**TO BE DONE**
Extract every line that includes the string "года".

⟨

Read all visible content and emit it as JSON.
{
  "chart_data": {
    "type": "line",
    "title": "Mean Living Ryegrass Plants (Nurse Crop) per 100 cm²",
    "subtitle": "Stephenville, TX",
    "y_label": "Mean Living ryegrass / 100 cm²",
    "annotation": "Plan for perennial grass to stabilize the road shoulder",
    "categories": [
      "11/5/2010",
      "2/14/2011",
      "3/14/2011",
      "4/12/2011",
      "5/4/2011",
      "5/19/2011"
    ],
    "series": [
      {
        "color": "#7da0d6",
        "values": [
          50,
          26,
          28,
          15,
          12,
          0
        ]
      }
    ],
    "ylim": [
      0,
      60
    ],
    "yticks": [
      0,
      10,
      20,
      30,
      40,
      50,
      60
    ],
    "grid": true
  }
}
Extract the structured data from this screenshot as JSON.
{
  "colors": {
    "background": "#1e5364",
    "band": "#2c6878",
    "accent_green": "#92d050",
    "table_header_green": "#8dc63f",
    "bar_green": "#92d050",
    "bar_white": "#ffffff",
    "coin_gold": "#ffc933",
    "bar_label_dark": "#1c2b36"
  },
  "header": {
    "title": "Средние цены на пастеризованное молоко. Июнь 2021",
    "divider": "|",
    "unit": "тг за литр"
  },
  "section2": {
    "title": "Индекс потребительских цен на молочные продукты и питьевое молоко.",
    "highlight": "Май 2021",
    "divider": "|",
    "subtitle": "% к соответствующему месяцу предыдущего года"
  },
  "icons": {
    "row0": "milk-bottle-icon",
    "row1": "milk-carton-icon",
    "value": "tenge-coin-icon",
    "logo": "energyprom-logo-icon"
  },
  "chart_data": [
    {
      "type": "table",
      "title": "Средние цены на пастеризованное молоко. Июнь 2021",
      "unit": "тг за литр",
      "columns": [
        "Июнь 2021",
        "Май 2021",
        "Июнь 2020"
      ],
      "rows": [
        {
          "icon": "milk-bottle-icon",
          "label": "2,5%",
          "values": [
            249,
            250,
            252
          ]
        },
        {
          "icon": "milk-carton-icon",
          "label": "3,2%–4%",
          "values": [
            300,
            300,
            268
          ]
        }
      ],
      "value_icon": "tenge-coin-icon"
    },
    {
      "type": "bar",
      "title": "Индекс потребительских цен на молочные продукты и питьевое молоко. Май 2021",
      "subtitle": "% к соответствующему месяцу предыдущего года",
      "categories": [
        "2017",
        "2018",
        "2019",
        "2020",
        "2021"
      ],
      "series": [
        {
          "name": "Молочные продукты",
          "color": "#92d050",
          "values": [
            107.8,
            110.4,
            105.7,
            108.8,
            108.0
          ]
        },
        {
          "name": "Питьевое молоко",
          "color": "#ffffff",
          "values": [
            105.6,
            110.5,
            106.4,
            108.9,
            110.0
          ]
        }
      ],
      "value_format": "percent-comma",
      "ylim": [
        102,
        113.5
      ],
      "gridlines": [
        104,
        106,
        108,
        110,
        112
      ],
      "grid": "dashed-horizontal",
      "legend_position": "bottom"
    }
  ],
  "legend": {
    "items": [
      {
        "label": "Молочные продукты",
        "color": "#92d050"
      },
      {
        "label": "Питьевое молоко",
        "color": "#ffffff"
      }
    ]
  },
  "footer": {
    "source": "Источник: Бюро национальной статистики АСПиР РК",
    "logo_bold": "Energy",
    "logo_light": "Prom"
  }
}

⟩

**ANSWER TO THIS EXERCISE**
    "subtitle": "% к соответствующему месяцу предыдущего года"
      "subtitle": "% к соответствующему месяцу предыдущего года",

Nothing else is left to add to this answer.